Direction: Only the number is wanted: tally the lines below that contain the word "waarbij".

Material provided:
···

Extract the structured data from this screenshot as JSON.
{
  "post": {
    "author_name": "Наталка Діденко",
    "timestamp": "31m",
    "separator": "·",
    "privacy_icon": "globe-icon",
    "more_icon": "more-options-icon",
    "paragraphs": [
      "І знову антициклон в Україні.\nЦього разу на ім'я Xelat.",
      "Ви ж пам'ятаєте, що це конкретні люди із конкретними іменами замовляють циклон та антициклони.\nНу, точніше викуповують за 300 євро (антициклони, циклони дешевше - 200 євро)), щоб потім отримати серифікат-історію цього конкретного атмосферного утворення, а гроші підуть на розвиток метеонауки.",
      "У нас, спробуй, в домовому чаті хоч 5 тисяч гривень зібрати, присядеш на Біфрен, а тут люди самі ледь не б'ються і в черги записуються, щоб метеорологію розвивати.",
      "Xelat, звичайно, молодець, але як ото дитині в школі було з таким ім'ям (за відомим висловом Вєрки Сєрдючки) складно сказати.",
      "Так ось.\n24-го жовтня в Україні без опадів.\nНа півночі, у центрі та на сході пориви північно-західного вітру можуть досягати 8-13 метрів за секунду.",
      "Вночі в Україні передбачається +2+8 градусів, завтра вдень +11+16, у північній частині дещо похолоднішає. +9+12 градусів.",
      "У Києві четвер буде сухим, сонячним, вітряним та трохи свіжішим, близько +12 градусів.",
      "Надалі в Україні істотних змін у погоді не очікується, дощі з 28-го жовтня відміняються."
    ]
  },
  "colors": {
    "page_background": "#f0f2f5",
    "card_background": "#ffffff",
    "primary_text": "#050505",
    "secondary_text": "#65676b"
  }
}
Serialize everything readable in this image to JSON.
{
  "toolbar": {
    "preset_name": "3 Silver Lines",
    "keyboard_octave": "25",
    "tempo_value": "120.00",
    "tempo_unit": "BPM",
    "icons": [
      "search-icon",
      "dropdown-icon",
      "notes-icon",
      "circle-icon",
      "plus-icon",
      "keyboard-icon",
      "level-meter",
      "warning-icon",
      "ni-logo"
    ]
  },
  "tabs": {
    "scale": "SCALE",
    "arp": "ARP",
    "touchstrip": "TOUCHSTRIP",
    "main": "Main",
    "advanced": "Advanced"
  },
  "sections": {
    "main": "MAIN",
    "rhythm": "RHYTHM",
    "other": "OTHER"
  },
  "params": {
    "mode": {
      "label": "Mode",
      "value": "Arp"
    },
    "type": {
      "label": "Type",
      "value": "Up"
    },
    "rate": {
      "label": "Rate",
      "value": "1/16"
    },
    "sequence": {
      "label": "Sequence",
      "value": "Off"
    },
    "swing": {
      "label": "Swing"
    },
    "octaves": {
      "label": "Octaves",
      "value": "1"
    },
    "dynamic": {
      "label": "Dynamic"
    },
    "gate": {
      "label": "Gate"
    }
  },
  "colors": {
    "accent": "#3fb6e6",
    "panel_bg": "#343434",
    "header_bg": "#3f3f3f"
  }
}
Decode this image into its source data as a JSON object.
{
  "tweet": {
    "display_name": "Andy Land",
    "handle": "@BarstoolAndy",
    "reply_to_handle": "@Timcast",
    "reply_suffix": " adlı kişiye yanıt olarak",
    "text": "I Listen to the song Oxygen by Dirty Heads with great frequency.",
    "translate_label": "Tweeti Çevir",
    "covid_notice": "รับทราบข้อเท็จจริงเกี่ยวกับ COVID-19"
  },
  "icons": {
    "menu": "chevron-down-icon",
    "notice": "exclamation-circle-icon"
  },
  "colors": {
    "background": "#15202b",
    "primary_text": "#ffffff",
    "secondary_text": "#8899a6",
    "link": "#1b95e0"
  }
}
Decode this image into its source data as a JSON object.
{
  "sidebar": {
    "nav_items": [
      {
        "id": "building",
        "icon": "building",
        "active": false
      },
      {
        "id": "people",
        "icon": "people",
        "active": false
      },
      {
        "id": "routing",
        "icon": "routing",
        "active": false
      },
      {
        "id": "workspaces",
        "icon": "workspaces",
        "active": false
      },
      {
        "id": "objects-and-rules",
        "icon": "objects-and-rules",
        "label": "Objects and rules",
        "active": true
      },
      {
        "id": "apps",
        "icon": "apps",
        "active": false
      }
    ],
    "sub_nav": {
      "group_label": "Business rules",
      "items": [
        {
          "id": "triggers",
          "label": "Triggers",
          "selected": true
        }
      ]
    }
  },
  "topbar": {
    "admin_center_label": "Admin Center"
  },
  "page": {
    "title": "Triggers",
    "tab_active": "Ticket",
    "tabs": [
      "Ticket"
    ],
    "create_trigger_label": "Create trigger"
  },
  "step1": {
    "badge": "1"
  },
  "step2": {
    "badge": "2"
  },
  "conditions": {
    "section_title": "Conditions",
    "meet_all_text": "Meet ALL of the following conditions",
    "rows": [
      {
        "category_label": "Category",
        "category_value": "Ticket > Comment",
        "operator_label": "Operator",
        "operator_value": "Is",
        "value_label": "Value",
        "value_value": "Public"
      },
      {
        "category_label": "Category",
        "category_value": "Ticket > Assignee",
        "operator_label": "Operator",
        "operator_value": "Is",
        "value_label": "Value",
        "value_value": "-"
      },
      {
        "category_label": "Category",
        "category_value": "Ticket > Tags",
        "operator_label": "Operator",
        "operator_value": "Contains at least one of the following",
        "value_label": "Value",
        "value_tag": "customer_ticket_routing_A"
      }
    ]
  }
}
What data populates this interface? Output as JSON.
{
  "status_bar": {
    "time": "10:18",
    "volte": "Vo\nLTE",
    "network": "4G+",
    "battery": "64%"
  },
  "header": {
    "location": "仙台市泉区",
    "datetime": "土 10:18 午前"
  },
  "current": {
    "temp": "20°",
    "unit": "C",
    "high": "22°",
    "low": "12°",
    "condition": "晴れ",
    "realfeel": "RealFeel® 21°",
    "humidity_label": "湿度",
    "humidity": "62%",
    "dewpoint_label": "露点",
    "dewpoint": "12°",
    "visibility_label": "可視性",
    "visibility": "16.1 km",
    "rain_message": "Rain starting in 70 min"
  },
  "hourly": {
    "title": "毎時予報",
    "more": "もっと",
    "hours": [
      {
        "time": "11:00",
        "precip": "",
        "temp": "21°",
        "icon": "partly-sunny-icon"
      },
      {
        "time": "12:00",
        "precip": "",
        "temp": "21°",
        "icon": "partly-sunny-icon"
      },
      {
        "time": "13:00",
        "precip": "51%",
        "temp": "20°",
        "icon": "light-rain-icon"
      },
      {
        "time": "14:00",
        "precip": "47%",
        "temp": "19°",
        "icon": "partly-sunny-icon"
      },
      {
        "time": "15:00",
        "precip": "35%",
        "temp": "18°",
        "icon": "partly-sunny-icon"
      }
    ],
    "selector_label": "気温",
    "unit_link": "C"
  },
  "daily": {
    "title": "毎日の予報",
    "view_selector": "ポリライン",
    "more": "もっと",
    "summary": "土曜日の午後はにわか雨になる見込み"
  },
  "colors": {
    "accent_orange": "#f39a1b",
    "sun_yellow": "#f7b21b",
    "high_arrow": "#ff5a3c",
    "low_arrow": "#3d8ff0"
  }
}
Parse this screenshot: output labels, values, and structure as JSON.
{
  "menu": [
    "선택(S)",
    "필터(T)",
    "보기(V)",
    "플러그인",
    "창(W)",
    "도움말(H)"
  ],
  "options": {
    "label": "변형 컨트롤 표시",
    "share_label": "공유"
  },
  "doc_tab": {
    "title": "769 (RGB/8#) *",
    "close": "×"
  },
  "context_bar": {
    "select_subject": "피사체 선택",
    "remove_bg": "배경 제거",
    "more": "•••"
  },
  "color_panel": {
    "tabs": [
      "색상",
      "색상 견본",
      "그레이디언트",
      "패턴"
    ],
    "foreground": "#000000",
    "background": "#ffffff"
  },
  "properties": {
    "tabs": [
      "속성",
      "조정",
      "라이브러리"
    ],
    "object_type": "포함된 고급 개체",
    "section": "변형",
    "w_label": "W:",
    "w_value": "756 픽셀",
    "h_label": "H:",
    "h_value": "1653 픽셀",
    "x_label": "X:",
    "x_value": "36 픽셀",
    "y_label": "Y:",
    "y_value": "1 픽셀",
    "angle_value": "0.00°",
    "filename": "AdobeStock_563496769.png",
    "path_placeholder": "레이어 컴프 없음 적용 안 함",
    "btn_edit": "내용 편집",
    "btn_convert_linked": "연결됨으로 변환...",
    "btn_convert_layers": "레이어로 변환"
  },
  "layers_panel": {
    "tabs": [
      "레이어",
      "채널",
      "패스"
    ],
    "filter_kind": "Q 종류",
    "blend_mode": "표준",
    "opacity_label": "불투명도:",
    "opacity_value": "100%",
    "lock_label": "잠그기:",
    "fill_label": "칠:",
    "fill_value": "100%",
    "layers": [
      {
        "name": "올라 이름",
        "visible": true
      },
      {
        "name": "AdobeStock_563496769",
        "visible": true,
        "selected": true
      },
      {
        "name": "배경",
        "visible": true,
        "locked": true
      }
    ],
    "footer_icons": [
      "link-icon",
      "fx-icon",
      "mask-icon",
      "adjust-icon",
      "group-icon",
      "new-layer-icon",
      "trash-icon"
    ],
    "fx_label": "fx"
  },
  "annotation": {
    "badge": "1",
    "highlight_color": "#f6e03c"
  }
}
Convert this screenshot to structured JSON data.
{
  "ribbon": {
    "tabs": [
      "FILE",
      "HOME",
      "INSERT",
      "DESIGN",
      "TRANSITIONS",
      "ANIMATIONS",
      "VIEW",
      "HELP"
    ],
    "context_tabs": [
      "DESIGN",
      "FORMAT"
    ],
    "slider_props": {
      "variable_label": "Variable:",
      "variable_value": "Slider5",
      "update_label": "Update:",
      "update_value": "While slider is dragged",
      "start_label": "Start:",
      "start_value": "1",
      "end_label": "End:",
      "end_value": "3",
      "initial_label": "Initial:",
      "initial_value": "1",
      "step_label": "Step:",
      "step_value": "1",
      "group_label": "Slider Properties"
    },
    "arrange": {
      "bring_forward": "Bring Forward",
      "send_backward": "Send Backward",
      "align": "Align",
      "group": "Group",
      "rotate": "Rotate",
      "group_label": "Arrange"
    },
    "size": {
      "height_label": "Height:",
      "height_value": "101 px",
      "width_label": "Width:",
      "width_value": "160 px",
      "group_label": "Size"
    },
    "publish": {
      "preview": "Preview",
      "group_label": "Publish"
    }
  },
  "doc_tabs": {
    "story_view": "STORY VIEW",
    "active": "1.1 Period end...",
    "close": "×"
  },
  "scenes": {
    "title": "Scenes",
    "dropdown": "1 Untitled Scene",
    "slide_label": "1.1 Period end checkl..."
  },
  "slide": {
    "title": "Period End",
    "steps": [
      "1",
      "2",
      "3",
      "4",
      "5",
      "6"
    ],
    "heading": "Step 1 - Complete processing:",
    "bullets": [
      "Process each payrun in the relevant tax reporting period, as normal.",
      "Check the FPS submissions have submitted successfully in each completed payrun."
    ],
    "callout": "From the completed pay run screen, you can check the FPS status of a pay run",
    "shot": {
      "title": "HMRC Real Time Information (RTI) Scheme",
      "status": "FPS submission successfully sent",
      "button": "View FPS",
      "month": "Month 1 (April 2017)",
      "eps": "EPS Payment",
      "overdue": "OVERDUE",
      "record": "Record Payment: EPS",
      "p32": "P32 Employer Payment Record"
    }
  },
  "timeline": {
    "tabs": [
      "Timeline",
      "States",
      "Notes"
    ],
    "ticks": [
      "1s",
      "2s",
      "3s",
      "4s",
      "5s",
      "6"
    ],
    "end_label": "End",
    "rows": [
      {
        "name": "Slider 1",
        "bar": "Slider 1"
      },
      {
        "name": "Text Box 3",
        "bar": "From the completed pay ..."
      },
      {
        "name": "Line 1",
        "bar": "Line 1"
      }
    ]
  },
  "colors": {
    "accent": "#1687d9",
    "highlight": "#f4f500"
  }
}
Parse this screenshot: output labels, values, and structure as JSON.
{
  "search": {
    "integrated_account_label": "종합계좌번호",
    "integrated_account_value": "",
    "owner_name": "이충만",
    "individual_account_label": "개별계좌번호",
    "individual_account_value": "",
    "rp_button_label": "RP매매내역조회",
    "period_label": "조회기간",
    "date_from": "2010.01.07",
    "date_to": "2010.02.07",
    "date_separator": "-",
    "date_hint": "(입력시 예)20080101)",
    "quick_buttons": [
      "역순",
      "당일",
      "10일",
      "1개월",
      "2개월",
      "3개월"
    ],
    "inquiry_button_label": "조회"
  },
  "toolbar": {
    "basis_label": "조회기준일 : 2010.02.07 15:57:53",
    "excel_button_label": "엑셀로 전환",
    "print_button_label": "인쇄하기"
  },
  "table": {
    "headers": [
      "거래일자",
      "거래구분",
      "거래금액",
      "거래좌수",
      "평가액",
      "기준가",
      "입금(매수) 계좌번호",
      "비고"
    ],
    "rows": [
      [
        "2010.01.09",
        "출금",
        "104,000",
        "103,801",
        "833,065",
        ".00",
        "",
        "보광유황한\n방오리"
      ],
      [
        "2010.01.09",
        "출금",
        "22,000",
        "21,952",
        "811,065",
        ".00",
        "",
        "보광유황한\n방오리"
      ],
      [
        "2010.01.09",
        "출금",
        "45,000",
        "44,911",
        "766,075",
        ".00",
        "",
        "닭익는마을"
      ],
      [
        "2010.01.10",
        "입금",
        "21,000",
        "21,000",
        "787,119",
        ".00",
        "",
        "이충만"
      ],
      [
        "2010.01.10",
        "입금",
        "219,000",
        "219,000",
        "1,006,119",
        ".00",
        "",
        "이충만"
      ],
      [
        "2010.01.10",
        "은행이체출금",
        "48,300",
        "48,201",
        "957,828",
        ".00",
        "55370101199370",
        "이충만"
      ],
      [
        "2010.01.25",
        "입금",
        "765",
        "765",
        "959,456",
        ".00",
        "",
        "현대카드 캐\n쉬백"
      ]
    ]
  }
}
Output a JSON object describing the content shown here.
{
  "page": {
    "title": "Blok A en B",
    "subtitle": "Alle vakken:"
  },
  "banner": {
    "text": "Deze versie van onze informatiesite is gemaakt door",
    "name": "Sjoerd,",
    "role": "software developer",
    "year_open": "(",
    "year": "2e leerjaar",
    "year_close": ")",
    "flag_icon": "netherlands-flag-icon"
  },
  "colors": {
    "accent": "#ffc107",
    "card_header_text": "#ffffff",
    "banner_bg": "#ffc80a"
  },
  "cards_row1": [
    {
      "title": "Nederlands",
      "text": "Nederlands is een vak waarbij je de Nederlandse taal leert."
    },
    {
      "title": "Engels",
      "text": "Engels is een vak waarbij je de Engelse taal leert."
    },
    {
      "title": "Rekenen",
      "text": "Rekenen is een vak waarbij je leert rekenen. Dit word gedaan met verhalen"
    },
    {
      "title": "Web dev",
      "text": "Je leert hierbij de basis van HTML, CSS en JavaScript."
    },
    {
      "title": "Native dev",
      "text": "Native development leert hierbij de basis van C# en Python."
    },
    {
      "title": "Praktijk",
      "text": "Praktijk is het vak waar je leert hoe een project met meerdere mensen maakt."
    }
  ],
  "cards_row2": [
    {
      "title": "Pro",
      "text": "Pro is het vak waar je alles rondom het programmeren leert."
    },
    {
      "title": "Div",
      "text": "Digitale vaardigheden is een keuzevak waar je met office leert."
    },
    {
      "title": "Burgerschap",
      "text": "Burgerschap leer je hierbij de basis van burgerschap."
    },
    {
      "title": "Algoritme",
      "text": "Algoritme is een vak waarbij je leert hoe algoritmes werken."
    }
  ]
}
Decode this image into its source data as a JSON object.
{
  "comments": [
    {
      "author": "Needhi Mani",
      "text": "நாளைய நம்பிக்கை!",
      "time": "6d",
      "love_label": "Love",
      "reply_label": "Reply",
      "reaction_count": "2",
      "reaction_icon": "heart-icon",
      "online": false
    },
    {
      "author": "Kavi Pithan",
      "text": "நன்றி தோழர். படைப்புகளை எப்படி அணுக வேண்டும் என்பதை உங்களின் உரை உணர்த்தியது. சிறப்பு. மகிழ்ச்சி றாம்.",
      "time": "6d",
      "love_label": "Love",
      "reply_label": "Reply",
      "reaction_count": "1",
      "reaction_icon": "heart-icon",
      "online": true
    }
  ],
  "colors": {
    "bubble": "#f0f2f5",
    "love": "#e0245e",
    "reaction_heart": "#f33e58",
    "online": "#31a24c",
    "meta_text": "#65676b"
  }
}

···

Output of the exercise: 4